[Extracted data entries]
########
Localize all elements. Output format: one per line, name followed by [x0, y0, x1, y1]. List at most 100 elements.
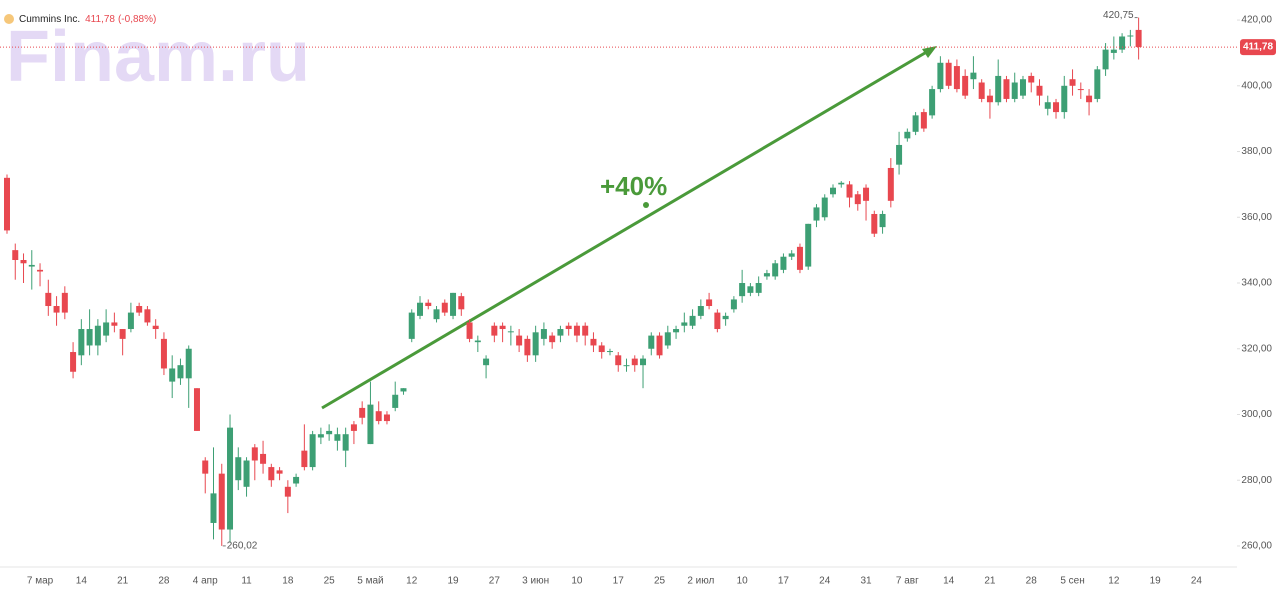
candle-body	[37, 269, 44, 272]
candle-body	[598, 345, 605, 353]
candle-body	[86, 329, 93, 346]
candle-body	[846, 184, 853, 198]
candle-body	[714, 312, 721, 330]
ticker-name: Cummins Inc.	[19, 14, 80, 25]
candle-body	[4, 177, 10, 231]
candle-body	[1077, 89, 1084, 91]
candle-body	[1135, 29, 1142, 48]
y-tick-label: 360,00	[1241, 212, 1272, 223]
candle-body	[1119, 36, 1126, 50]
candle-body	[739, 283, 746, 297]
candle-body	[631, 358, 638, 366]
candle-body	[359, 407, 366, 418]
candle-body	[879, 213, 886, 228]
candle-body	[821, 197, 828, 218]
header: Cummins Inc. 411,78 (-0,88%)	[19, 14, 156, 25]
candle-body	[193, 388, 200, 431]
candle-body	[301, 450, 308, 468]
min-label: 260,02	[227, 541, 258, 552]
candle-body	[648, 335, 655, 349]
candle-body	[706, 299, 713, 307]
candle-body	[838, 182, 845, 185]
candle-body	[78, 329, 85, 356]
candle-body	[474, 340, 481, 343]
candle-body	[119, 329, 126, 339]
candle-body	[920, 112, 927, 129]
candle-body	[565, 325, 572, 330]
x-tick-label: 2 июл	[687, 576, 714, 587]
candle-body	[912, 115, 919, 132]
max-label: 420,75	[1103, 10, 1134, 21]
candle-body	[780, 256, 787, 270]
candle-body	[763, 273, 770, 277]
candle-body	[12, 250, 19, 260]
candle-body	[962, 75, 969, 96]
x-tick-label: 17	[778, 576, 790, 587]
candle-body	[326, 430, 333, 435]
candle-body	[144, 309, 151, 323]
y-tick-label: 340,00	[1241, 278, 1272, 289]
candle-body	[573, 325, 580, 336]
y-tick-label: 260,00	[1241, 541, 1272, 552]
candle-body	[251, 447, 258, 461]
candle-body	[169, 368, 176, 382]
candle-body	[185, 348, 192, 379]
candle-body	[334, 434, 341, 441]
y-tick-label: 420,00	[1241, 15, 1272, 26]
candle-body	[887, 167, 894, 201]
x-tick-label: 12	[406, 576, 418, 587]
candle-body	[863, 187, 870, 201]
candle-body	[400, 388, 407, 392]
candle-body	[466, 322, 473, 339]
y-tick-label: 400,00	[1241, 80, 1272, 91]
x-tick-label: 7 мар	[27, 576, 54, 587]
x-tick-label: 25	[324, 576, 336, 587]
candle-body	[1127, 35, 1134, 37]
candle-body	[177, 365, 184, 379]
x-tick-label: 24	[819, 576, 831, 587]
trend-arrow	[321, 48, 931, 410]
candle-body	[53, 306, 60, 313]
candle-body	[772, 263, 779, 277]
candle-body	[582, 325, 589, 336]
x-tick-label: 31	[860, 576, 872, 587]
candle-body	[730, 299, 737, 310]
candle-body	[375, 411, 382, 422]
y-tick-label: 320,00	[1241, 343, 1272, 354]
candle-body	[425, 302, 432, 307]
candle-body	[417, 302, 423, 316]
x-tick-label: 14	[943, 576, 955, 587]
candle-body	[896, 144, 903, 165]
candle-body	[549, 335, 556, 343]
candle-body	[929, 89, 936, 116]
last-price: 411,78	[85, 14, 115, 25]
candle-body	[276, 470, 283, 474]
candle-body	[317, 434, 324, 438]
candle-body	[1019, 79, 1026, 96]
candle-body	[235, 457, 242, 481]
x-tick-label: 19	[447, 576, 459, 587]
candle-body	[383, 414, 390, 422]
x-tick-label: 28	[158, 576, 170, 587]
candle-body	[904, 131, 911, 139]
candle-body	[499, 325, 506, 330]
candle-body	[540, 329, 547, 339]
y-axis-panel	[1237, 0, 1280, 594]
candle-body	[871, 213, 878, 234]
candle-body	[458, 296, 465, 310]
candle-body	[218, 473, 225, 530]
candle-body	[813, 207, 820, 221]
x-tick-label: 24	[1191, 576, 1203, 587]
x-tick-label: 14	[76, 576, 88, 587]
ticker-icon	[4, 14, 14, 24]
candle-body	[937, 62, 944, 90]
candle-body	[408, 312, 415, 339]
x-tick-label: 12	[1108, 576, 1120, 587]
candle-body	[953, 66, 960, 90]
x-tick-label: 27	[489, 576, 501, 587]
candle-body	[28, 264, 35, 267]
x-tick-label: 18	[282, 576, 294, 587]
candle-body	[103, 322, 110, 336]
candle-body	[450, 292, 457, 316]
########
▶ STATED GOAL: Retype every line of the entries above word for word, but leave the pictures out.

▶ RESULT FOR THIS TASK:
Localize all elements. Output format: one per line, name followed by [x0, y0, x1, y1]. List at most 100 elements.
candle-body	[37, 269, 44, 272]
candle-body	[598, 345, 605, 353]
candle-body	[86, 329, 93, 346]
candle-body	[846, 184, 853, 198]
candle-body	[714, 312, 721, 330]
ticker-name: Cummins Inc.	[19, 14, 80, 25]
candle-body	[4, 177, 10, 231]
candle-body	[1077, 89, 1084, 91]
candle-body	[1135, 29, 1142, 48]
y-tick-label: 360,00	[1241, 212, 1272, 223]
candle-body	[1119, 36, 1126, 50]
candle-body	[739, 283, 746, 297]
candle-body	[631, 358, 638, 366]
candle-body	[359, 407, 366, 418]
candle-body	[879, 213, 886, 228]
candle-body	[821, 197, 828, 218]
header: Cummins Inc. 411,78 (-0,88%)	[19, 14, 156, 25]
candle-body	[193, 388, 200, 431]
candle-body	[301, 450, 308, 468]
min-label: 260,02	[227, 541, 258, 552]
candle-body	[648, 335, 655, 349]
candle-body	[706, 299, 713, 307]
candle-body	[838, 182, 845, 185]
candle-body	[78, 329, 85, 356]
candle-body	[474, 340, 481, 343]
candle-body	[119, 329, 126, 339]
candle-body	[920, 112, 927, 129]
candle-body	[565, 325, 572, 330]
x-tick-label: 2 июл	[687, 576, 714, 587]
candle-body	[912, 115, 919, 132]
max-label: 420,75	[1103, 10, 1134, 21]
candle-body	[780, 256, 787, 270]
candle-body	[763, 273, 770, 277]
candle-body	[12, 250, 19, 260]
candle-body	[962, 75, 969, 96]
x-tick-label: 17	[778, 576, 790, 587]
candle-body	[326, 430, 333, 435]
candle-body	[144, 309, 151, 323]
y-tick-label: 340,00	[1241, 278, 1272, 289]
candle-body	[573, 325, 580, 336]
y-tick-label: 260,00	[1241, 541, 1272, 552]
candle-body	[251, 447, 258, 461]
candle-body	[169, 368, 176, 382]
candle-body	[185, 348, 192, 379]
candle-body	[334, 434, 341, 441]
y-tick-label: 420,00	[1241, 15, 1272, 26]
candle-body	[887, 167, 894, 201]
x-tick-label: 12	[406, 576, 418, 587]
candle-body	[863, 187, 870, 201]
candle-body	[400, 388, 407, 392]
candle-body	[466, 322, 473, 339]
y-tick-label: 400,00	[1241, 80, 1272, 91]
x-tick-label: 7 мар	[27, 576, 54, 587]
x-tick-label: 25	[324, 576, 336, 587]
candle-body	[1127, 35, 1134, 37]
candle-body	[177, 365, 184, 379]
x-tick-label: 24	[819, 576, 831, 587]
trend-arrow	[321, 48, 931, 410]
candle-body	[53, 306, 60, 313]
candle-body	[772, 263, 779, 277]
candle-body	[582, 325, 589, 336]
x-tick-label: 31	[860, 576, 872, 587]
candle-body	[730, 299, 737, 310]
candle-body	[375, 411, 382, 422]
y-tick-label: 320,00	[1241, 343, 1272, 354]
candle-body	[425, 302, 432, 307]
candle-body	[417, 302, 423, 316]
x-tick-label: 14	[943, 576, 955, 587]
candle-body	[896, 144, 903, 165]
candle-body	[549, 335, 556, 343]
candle-body	[929, 89, 936, 116]
last-price: 411,78	[85, 14, 115, 25]
candle-body	[276, 470, 283, 474]
candle-body	[317, 434, 324, 438]
candle-body	[1019, 79, 1026, 96]
candle-body	[235, 457, 242, 481]
x-tick-label: 19	[447, 576, 459, 587]
candle-body	[383, 414, 390, 422]
x-tick-label: 28	[158, 576, 170, 587]
candle-body	[904, 131, 911, 139]
candle-body	[499, 325, 506, 330]
candle-body	[540, 329, 547, 339]
y-axis-panel	[1237, 0, 1280, 594]
candle-body	[871, 213, 878, 234]
candle-body	[458, 296, 465, 310]
candle-body	[218, 473, 225, 530]
candle-body	[813, 207, 820, 221]
x-tick-label: 24	[1191, 576, 1203, 587]
x-tick-label: 14	[76, 576, 88, 587]
ticker-icon	[4, 14, 14, 24]
candle-body	[937, 62, 944, 90]
candle-body	[408, 312, 415, 339]
x-tick-label: 12	[1108, 576, 1120, 587]
candle-body	[953, 66, 960, 90]
x-tick-label: 27	[489, 576, 501, 587]
candle-body	[28, 264, 35, 267]
x-tick-label: 18	[282, 576, 294, 587]
candle-body	[103, 322, 110, 336]
candle-body	[450, 292, 457, 316]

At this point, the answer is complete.